··· RECORDED DATA
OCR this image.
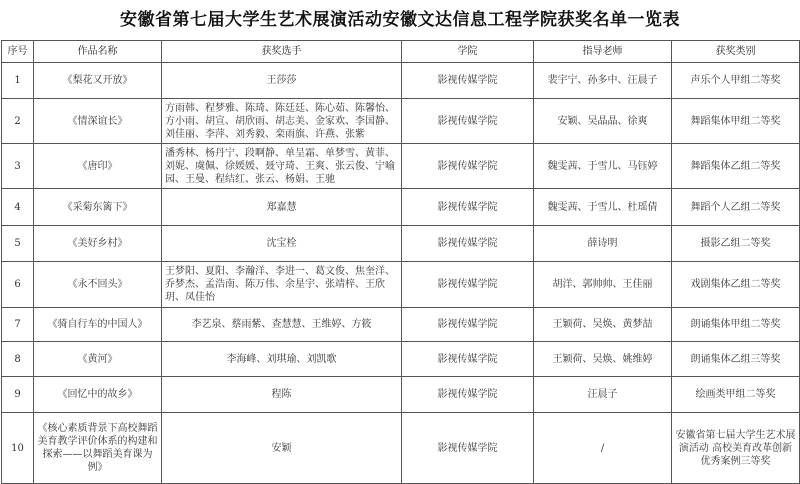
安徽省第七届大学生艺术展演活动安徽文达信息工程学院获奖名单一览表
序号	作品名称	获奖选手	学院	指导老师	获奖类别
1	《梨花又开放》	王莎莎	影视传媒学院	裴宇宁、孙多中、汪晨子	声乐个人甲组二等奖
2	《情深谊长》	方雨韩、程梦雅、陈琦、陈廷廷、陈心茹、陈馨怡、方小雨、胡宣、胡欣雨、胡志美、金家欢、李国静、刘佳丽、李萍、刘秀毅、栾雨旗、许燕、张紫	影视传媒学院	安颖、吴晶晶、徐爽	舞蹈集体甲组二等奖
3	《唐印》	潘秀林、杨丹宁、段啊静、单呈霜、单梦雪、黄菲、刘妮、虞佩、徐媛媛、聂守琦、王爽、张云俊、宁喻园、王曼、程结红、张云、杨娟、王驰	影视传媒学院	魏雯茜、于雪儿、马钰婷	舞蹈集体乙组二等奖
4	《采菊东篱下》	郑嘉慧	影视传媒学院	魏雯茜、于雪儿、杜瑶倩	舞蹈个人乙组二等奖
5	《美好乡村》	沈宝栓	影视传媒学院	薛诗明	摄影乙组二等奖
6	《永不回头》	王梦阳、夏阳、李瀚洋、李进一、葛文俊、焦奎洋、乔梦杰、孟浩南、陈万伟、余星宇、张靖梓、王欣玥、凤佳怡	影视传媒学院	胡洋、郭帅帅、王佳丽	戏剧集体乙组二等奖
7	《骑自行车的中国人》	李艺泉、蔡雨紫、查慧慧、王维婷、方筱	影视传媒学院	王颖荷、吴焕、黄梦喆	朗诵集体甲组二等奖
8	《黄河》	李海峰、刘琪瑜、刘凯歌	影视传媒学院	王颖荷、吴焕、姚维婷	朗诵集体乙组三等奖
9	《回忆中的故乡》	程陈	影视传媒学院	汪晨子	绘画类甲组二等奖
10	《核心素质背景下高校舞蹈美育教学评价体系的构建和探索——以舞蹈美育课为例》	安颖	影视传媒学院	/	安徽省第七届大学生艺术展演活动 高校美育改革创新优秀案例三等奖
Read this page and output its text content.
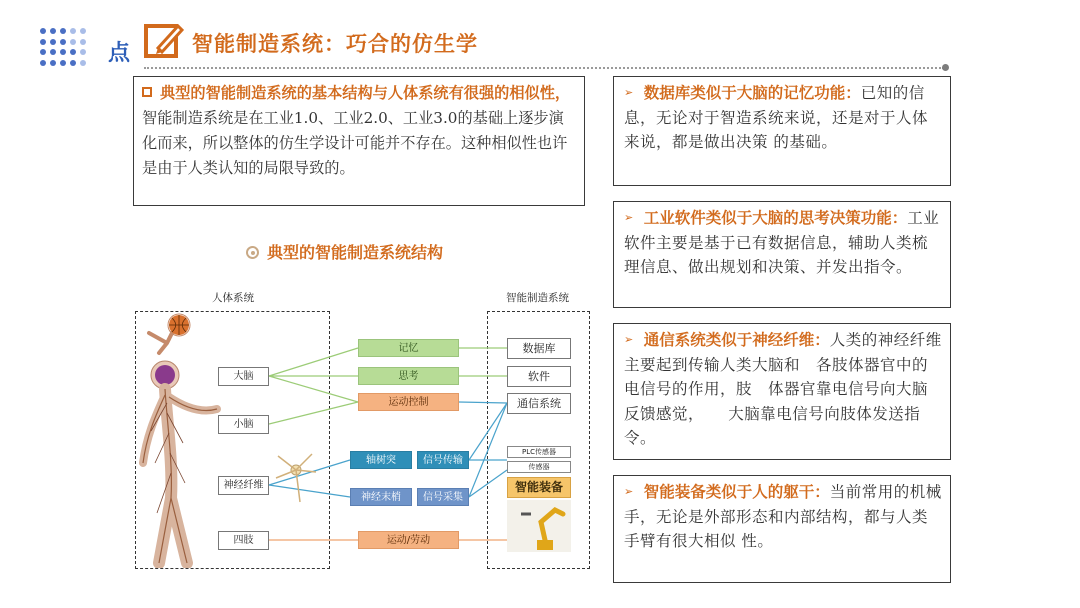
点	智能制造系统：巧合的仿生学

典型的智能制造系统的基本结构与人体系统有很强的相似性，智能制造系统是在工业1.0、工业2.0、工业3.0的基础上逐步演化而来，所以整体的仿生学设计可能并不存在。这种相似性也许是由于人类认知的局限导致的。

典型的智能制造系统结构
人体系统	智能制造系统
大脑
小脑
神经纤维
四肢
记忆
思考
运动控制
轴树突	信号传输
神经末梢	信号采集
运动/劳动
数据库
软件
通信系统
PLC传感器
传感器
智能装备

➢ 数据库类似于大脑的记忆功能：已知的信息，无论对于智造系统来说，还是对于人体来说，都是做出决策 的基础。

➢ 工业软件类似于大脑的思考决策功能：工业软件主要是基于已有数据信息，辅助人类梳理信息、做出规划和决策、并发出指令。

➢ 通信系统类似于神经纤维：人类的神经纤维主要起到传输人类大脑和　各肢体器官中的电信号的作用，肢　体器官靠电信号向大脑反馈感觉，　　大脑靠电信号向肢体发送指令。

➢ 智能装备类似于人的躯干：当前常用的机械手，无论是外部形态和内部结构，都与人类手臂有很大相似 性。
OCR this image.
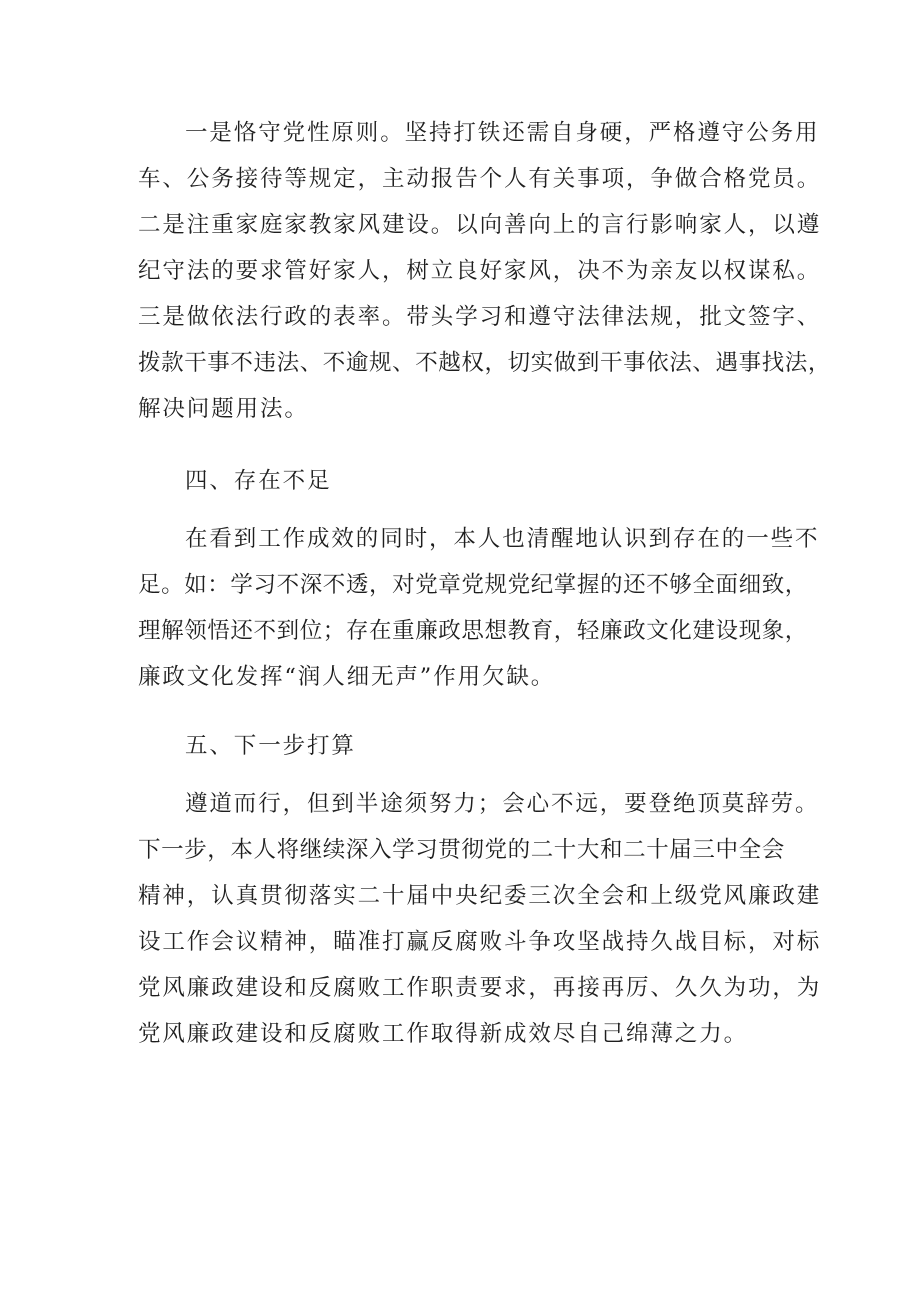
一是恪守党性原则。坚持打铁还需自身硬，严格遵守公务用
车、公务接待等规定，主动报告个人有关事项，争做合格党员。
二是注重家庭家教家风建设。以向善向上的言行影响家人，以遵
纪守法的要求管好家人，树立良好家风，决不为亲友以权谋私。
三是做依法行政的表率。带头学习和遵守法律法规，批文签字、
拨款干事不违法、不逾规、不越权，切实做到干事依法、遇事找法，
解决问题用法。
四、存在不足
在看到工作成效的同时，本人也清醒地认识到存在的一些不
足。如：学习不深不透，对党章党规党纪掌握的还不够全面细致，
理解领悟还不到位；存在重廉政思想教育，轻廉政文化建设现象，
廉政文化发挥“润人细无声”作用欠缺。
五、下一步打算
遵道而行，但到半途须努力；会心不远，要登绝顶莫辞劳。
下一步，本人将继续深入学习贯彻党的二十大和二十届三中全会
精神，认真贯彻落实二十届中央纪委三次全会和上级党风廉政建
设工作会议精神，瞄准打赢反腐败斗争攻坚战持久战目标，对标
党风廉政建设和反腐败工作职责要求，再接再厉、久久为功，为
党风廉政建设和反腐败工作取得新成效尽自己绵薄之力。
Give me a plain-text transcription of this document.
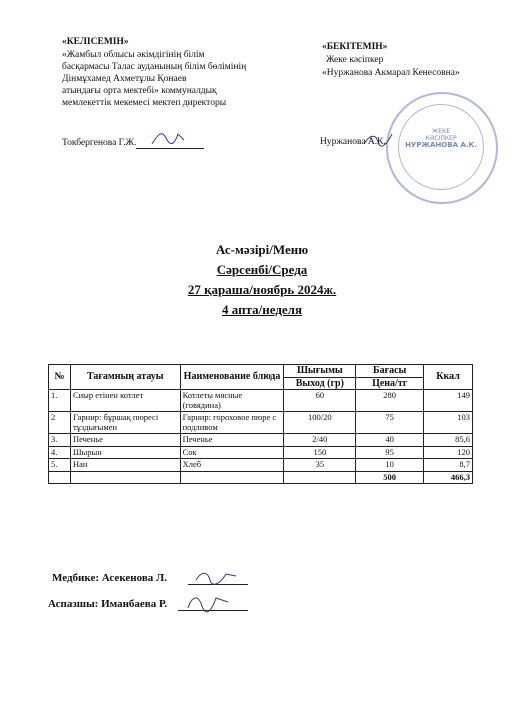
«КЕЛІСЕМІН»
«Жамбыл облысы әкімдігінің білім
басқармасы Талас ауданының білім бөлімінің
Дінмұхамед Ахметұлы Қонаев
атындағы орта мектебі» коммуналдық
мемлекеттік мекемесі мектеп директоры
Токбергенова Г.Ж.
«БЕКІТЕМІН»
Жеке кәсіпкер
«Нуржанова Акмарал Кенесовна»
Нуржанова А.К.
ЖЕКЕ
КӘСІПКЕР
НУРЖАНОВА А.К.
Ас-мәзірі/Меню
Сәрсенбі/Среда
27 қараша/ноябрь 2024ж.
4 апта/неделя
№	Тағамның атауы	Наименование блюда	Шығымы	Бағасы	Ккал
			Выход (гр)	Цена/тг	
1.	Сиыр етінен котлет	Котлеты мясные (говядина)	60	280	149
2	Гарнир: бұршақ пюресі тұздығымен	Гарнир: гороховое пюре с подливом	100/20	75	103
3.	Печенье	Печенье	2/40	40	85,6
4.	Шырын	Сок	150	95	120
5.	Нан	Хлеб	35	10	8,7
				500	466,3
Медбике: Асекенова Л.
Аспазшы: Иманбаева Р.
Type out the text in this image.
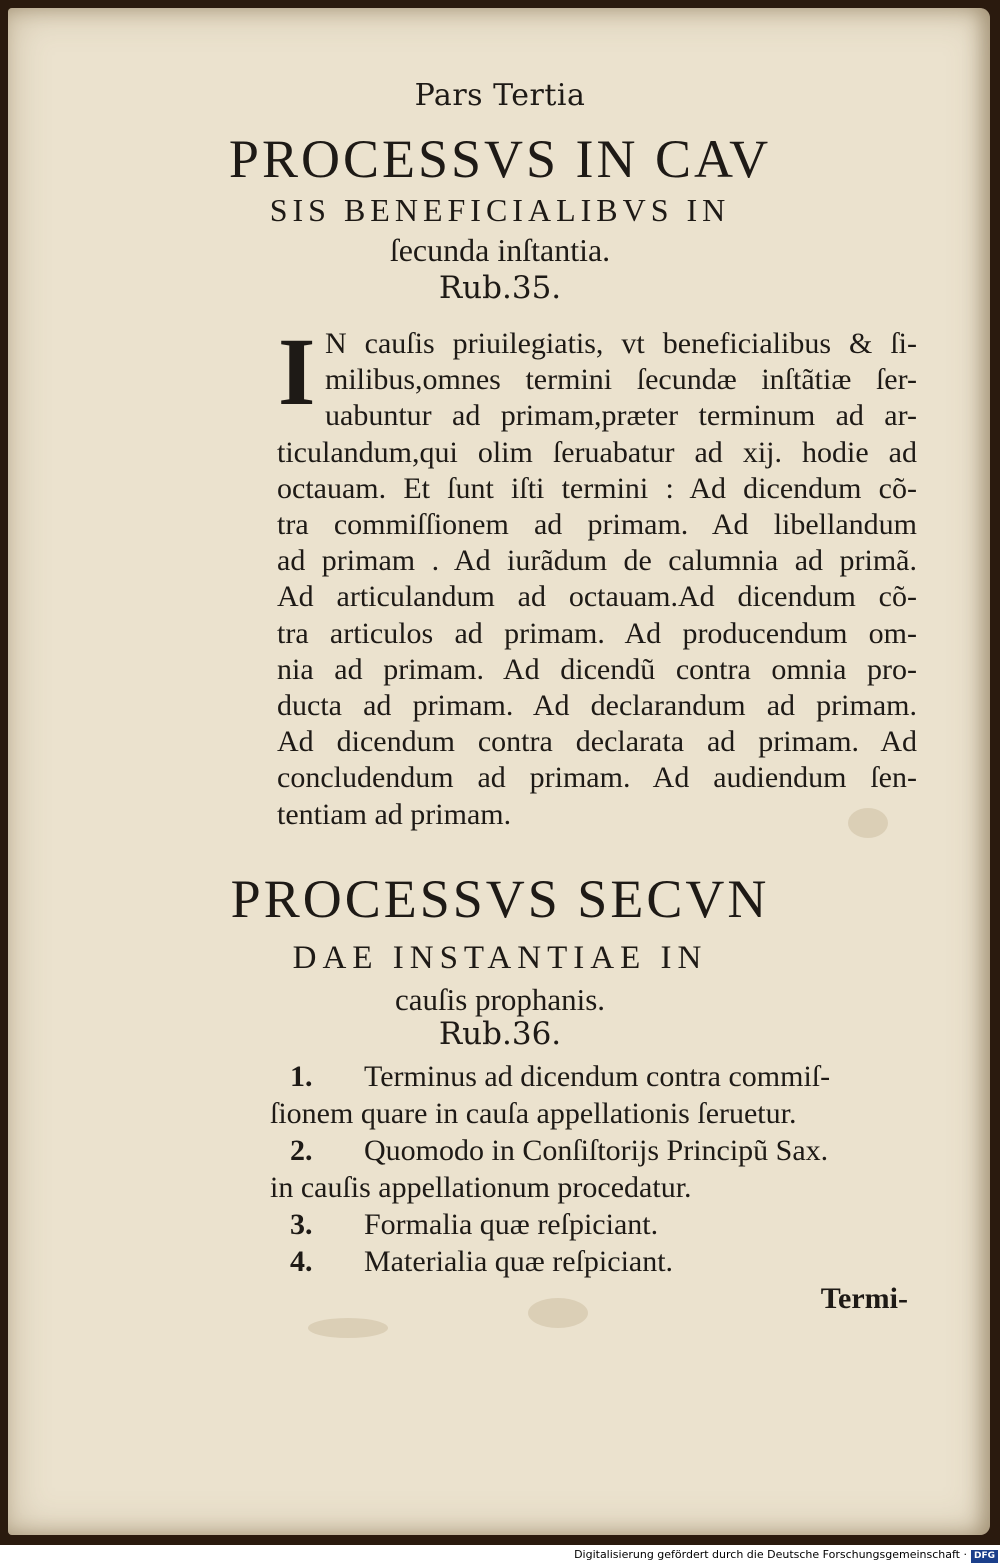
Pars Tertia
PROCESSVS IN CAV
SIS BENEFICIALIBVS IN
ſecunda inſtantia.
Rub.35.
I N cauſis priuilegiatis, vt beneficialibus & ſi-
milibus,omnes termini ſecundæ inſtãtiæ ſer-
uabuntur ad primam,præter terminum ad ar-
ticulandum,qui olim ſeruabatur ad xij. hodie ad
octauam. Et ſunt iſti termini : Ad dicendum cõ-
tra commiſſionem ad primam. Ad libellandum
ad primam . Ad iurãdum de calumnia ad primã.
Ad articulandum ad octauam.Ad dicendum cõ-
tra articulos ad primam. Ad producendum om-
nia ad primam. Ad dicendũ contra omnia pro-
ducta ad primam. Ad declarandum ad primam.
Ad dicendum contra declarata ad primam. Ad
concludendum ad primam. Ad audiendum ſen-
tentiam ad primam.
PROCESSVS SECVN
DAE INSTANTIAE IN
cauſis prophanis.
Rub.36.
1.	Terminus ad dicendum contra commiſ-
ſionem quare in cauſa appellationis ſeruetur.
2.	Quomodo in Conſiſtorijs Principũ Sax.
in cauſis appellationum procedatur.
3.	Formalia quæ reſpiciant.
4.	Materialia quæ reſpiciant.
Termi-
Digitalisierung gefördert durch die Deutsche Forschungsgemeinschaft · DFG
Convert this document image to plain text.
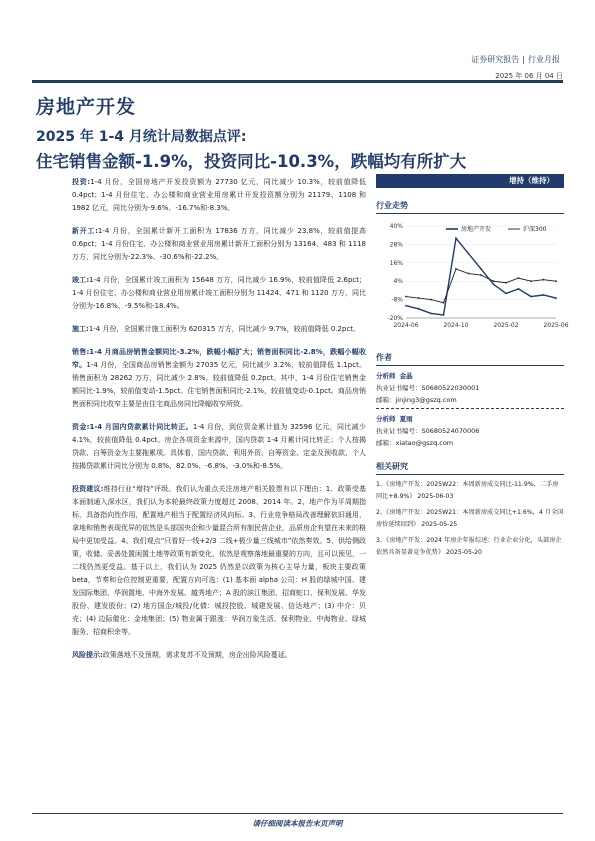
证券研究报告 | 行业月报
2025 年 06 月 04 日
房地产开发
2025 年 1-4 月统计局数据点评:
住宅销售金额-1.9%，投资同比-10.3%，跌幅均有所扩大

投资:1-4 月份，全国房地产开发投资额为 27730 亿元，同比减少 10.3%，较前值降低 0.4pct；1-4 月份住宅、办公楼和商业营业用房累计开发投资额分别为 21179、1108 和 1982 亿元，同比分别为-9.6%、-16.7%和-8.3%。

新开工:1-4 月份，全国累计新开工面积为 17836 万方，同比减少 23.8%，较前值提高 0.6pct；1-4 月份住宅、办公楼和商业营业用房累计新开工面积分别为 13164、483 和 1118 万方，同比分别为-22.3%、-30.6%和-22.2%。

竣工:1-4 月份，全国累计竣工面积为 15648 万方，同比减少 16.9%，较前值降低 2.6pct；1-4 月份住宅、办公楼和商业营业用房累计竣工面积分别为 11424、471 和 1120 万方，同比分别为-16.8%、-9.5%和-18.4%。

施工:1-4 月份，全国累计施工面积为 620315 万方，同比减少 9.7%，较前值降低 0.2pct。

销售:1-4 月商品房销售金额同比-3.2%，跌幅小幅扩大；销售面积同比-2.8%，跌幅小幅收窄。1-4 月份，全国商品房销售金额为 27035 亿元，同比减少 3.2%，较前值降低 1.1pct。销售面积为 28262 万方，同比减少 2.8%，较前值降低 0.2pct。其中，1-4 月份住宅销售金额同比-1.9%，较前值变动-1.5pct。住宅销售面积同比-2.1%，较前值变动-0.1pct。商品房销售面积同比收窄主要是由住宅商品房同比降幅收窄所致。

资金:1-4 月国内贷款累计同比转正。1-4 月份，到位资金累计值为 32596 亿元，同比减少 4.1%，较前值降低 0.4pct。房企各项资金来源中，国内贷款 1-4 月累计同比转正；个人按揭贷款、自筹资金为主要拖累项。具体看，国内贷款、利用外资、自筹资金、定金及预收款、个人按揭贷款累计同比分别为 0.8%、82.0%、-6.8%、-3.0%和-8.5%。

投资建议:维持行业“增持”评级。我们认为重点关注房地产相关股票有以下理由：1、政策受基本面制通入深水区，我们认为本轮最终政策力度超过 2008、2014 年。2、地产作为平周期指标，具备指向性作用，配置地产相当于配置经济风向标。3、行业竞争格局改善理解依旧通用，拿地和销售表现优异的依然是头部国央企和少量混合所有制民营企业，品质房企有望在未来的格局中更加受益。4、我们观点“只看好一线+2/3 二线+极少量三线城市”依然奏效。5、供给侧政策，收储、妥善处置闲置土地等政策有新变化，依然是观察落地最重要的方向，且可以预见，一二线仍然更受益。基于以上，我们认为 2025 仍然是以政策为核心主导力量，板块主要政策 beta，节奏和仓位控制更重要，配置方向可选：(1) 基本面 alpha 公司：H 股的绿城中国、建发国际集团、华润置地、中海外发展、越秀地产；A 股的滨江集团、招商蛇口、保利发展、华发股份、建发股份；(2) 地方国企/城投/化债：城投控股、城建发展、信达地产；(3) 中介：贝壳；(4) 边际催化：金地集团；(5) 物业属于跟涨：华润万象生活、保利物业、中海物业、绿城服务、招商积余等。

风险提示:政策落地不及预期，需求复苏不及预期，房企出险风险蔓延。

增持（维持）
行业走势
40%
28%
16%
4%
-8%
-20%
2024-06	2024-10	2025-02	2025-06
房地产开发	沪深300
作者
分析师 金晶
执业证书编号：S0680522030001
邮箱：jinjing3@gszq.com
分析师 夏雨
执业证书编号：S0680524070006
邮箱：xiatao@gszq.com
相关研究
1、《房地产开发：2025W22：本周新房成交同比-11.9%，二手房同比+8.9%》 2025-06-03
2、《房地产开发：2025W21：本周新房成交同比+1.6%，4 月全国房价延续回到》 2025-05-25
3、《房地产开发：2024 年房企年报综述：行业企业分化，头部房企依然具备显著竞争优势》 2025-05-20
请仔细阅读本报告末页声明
······
DIRECTIONS FOR THIS TASK:
Which lines hold the word "影视传媒学院"? Copy every one of them.

WORKED ANSWER:
1	《梨花又开放》	王莎莎	影视传媒学院	裴宇宁、孙多中、汪晨子	声乐个人甲组二等奖
2	《情深谊长》	方雨韩、程梦雅、陈琦、陈廷廷、陈心茹、陈馨怡、方小雨、胡宣、胡欣雨、胡志美、金家欢、李国静、刘佳丽、李萍、刘秀毅、栾雨旗、许燕、张紫	影视传媒学院	安颖、吴晶晶、徐爽	舞蹈集体甲组二等奖
3	《唐印》	潘秀林、杨丹宁、段啊静、单呈霜、单梦雪、黄菲、刘妮、虞佩、徐媛媛、聂守琦、王爽、张云俊、宁喻园、王曼、程结红、张云、杨娟、王驰	影视传媒学院	魏雯茜、于雪儿、马钰婷	舞蹈集体乙组二等奖
4	《采菊东篱下》	郑嘉慧	影视传媒学院	魏雯茜、于雪儿、杜瑶倩	舞蹈个人乙组二等奖
5	《美好乡村》	沈宝栓	影视传媒学院	薛诗明	摄影乙组二等奖
6	《永不回头》	王梦阳、夏阳、李瀚洋、李进一、葛文俊、焦奎洋、乔梦杰、孟浩南、陈万伟、余星宇、张靖梓、王欣玥、凤佳怡	影视传媒学院	胡洋、郭帅帅、王佳丽	戏剧集体乙组二等奖
7	《骑自行车的中国人》	李艺泉、蔡雨紫、查慧慧、王维婷、方筱	影视传媒学院	王颖荷、吴焕、黄梦喆	朗诵集体甲组二等奖
8	《黄河》	李海峰、刘琪瑜、刘凯歌	影视传媒学院	王颖荷、吴焕、姚维婷	朗诵集体乙组三等奖
9	《回忆中的故乡》	程陈	影视传媒学院	汪晨子	绘画类甲组二等奖
10	《核心素质背景下高校舞蹈美育教学评价体系的构建和探索——以舞蹈美育课为例》	安颖	影视传媒学院	/	安徽省第七届大学生艺术展演活动 高校美育改革创新优秀案例三等奖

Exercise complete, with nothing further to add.